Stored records
———

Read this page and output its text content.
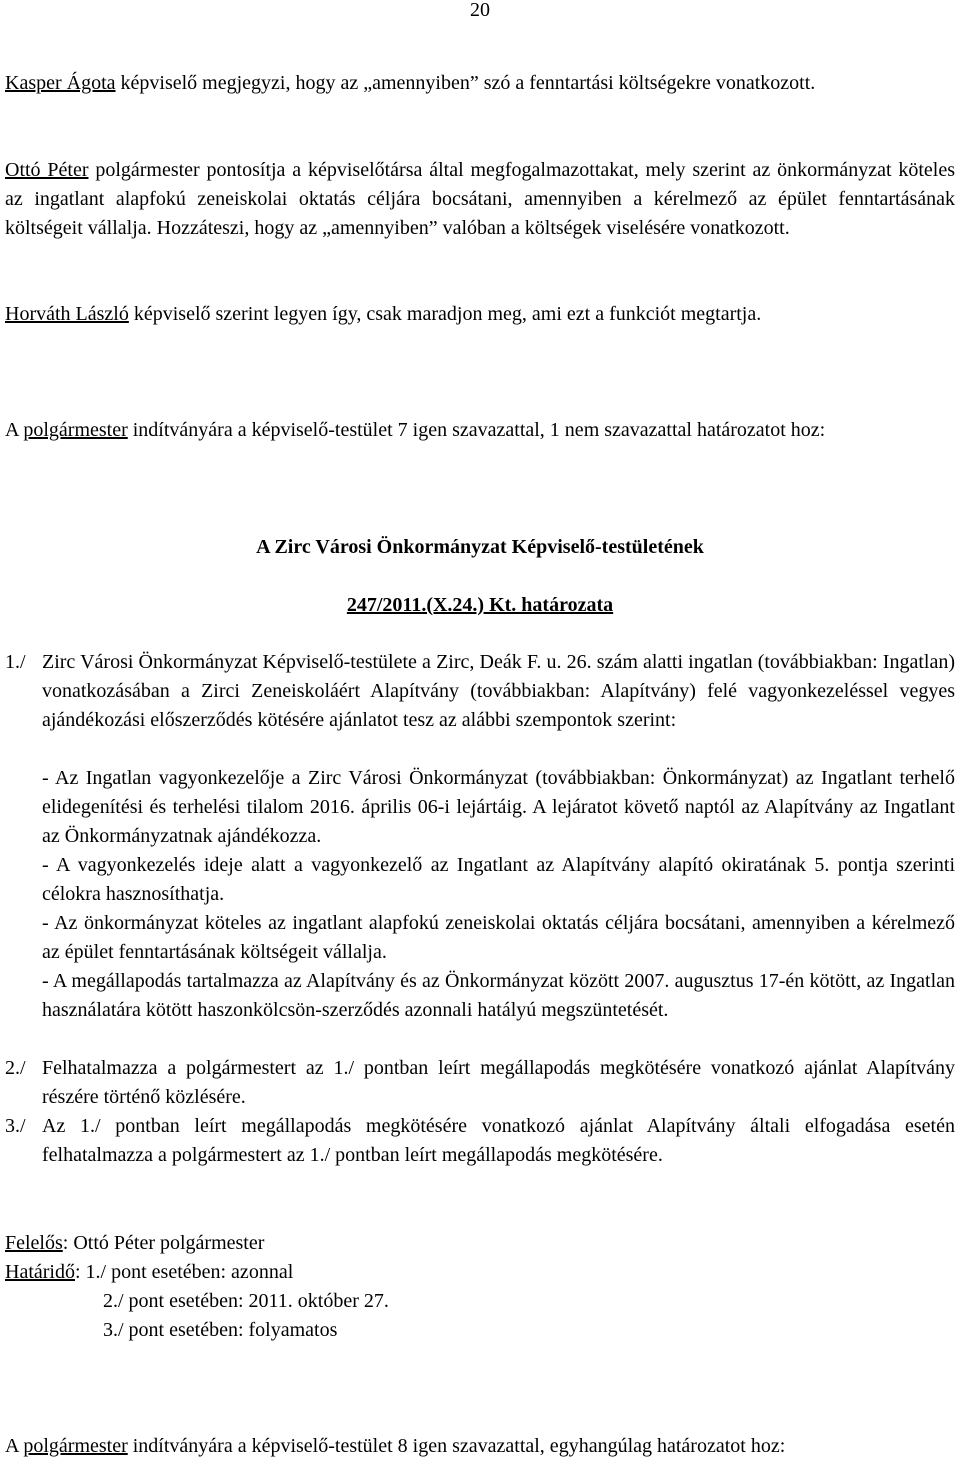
20
Kasper Ágota képviselő megjegyzi, hogy az „amennyiben” szó a fenntartási költségekre vonatkozott.
Ottó Péter polgármester pontosítja a képviselőtársa által megfogalmazottakat, mely szerint az önkormányzat köteles az ingatlant alapfokú zeneiskolai oktatás céljára bocsátani, amennyiben a kérelmező az épület fenntartásának költségeit vállalja. Hozzáteszi, hogy az „amennyiben” valóban a költségek viselésére vonatkozott.
Horváth László képviselő szerint legyen így, csak maradjon meg, ami ezt a funkciót megtartja.
A polgármester indítványára a képviselő-testület 7 igen szavazattal, 1 nem szavazattal határozatot hoz:
A Zirc Városi Önkormányzat Képviselő-testületének
247/2011.(X.24.) Kt. határozata
1./ Zirc Városi Önkormányzat Képviselő-testülete a Zirc, Deák F. u. 26. szám alatti ingatlan (továbbiakban: Ingatlan) vonatkozásában a Zirci Zeneiskoláért Alapítvány (továbbiakban: Alapítvány) felé vagyonkezeléssel vegyes ajándékozási előszerződés kötésére ajánlatot tesz az alábbi szempontok szerint:
- Az Ingatlan vagyonkezelője a Zirc Városi Önkormányzat (továbbiakban: Önkormányzat) az Ingatlant terhelő elidegenítési és terhelési tilalom 2016. április 06-i lejártáig. A lejáratot követő naptól az Alapítvány az Ingatlant az Önkormányzatnak ajándékozza.
- A vagyonkezelés ideje alatt a vagyonkezelő az Ingatlant az Alapítvány alapító okiratának 5. pontja szerinti célokra hasznosíthatja.
- Az önkormányzat köteles az ingatlant alapfokú zeneiskolai oktatás céljára bocsátani, amennyiben a kérelmező az épület fenntartásának költségeit vállalja.
- A megállapodás tartalmazza az Alapítvány és az Önkormányzat között 2007. augusztus 17-én kötött, az Ingatlan használatára kötött haszonkölcsön-szerződés azonnali hatályú megszüntetését.
2./ Felhatalmazza a polgármestert az 1./ pontban leírt megállapodás megkötésére vonatkozó ajánlat Alapítvány részére történő közlésére.
3./ Az 1./ pontban leírt megállapodás megkötésére vonatkozó ajánlat Alapítvány általi elfogadása esetén felhatalmazza a polgármestert az 1./ pontban leírt megállapodás megkötésére.
Felelős: Ottó Péter polgármester
Határidő: 1./ pont esetében: azonnal
2./ pont esetében: 2011. október 27.
3./ pont esetében: folyamatos
A polgármester indítványára a képviselő-testület 8 igen szavazattal, egyhangúlag határozatot hoz:
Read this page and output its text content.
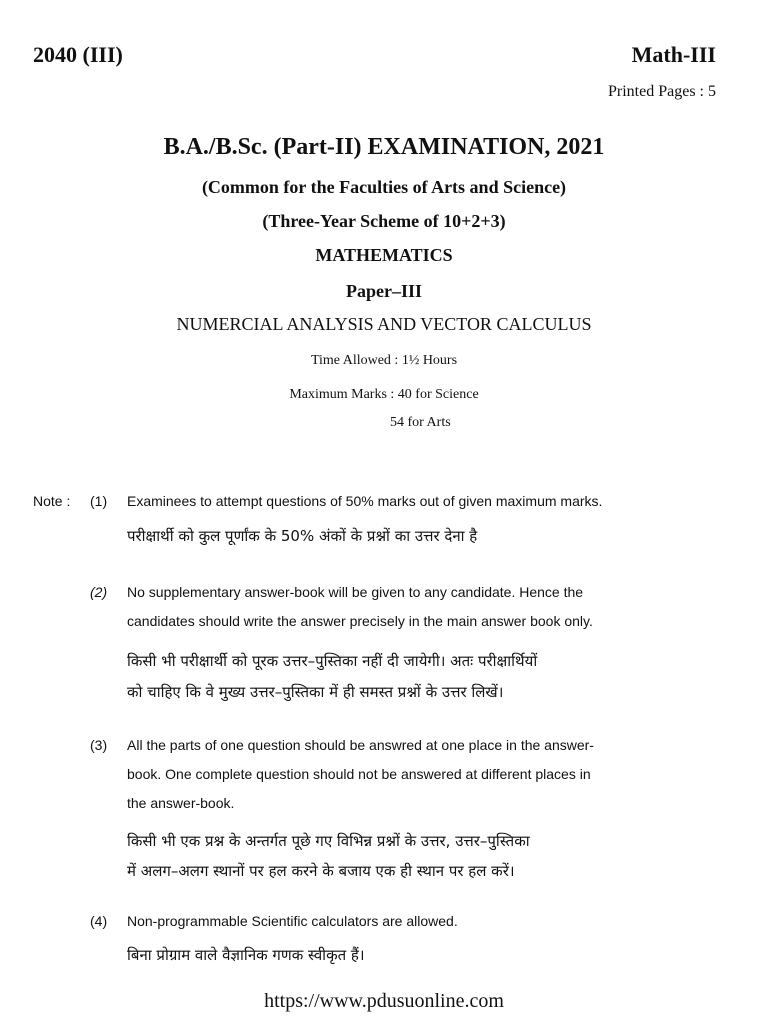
2040 (III)	Math-III
Printed Pages : 5
B.A./B.Sc. (Part-II) EXAMINATION, 2021
(Common for the Faculties of Arts and Science)
(Three-Year Scheme of 10+2+3)
MATHEMATICS
Paper–III
NUMERCIAL ANALYSIS AND VECTOR CALCULUS
Time Allowed : 1½ Hours
Maximum Marks : 40 for Science
54 for Arts
Note : (1) Examinees to attempt questions of 50% marks out of given maximum marks.
परीक्षार्थी को कुल पूर्णांक के 50% अंकों के प्रश्नों का उत्तर देना है
(2) No supplementary answer-book will be given to any candidate. Hence the
candidates should write the answer precisely in the main answer book only.
किसी भी परीक्षार्थी को पूरक उत्तर–पुस्तिका नहीं दी जायेगी। अतः परीक्षार्थियों
को चाहिए कि वे मुख्य उत्तर–पुस्तिका में ही समस्त प्रश्नों के उत्तर लिखें।
(3) All the parts of one question should be answred at one place in the answer-
book. One complete question should not be answered at different places in
the answer-book.
किसी भी एक प्रश्न के अन्तर्गत पूछे गए विभिन्न प्रश्नों के उत्तर, उत्तर–पुस्तिका
में अलग–अलग स्थानों पर हल करने के बजाय एक ही स्थान पर हल करें।
(4) Non-programmable Scientific calculators are allowed.
बिना प्रोग्राम वाले वैज्ञानिक गणक स्वीकृत हैं।
https://www.pdusuonline.com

———

_Exercise description:_ Without including any pictures, please restate all the records exactly.

_Task response:_
Read this page and output its text content.
20
Kasper Ágota képviselő megjegyzi, hogy az „amennyiben” szó a fenntartási költségekre vonatkozott.
Ottó Péter polgármester pontosítja a képviselőtársa által megfogalmazottakat, mely szerint az önkormányzat köteles az ingatlant alapfokú zeneiskolai oktatás céljára bocsátani, amennyiben a kérelmező az épület fenntartásának költségeit vállalja. Hozzáteszi, hogy az „amennyiben” valóban a költségek viselésére vonatkozott.
Horváth László képviselő szerint legyen így, csak maradjon meg, ami ezt a funkciót megtartja.
A polgármester indítványára a képviselő-testület 7 igen szavazattal, 1 nem szavazattal határozatot hoz:
A Zirc Városi Önkormányzat Képviselő-testületének
247/2011.(X.24.) Kt. határozata
1./ Zirc Városi Önkormányzat Képviselő-testülete a Zirc, Deák F. u. 26. szám alatti ingatlan (továbbiakban: Ingatlan) vonatkozásában a Zirci Zeneiskoláért Alapítvány (továbbiakban: Alapítvány) felé vagyonkezeléssel vegyes ajándékozási előszerződés kötésére ajánlatot tesz az alábbi szempontok szerint:
- Az Ingatlan vagyonkezelője a Zirc Városi Önkormányzat (továbbiakban: Önkormányzat) az Ingatlant terhelő elidegenítési és terhelési tilalom 2016. április 06-i lejártáig. A lejáratot követő naptól az Alapítvány az Ingatlant az Önkormányzatnak ajándékozza.
- A vagyonkezelés ideje alatt a vagyonkezelő az Ingatlant az Alapítvány alapító okiratának 5. pontja szerinti célokra hasznosíthatja.
- Az önkormányzat köteles az ingatlant alapfokú zeneiskolai oktatás céljára bocsátani, amennyiben a kérelmező az épület fenntartásának költségeit vállalja.
- A megállapodás tartalmazza az Alapítvány és az Önkormányzat között 2007. augusztus 17-én kötött, az Ingatlan használatára kötött haszonkölcsön-szerződés azonnali hatályú megszüntetését.
2./ Felhatalmazza a polgármestert az 1./ pontban leírt megállapodás megkötésére vonatkozó ajánlat Alapítvány részére történő közlésére.
3./ Az 1./ pontban leírt megállapodás megkötésére vonatkozó ajánlat Alapítvány általi elfogadása esetén felhatalmazza a polgármestert az 1./ pontban leírt megállapodás megkötésére.
Felelős: Ottó Péter polgármester
Határidő: 1./ pont esetében: azonnal
2./ pont esetében: 2011. október 27.
3./ pont esetében: folyamatos
A polgármester indítványára a képviselő-testület 8 igen szavazattal, egyhangúlag határozatot hoz:
Read this page and output its text content.
2040 (III)	Math-III
Printed Pages : 5
B.A./B.Sc. (Part-II) EXAMINATION, 2021
(Common for the Faculties of Arts and Science)
(Three-Year Scheme of 10+2+3)
MATHEMATICS
Paper–III
NUMERCIAL ANALYSIS AND VECTOR CALCULUS
Time Allowed : 1½ Hours
Maximum Marks : 40 for Science
54 for Arts
Note : (1) Examinees to attempt questions of 50% marks out of given maximum marks.
परीक्षार्थी को कुल पूर्णांक के 50% अंकों के प्रश्नों का उत्तर देना है
(2) No supplementary answer-book will be given to any candidate. Hence the
candidates should write the answer precisely in the main answer book only.
किसी भी परीक्षार्थी को पूरक उत्तर–पुस्तिका नहीं दी जायेगी। अतः परीक्षार्थियों
को चाहिए कि वे मुख्य उत्तर–पुस्तिका में ही समस्त प्रश्नों के उत्तर लिखें।
(3) All the parts of one question should be answred at one place in the answer-
book. One complete question should not be answered at different places in
the answer-book.
किसी भी एक प्रश्न के अन्तर्गत पूछे गए विभिन्न प्रश्नों के उत्तर, उत्तर–पुस्तिका
में अलग–अलग स्थानों पर हल करने के बजाय एक ही स्थान पर हल करें।
(4) Non-programmable Scientific calculators are allowed.
बिना प्रोग्राम वाले वैज्ञानिक गणक स्वीकृत हैं।
https://www.pdusuonline.com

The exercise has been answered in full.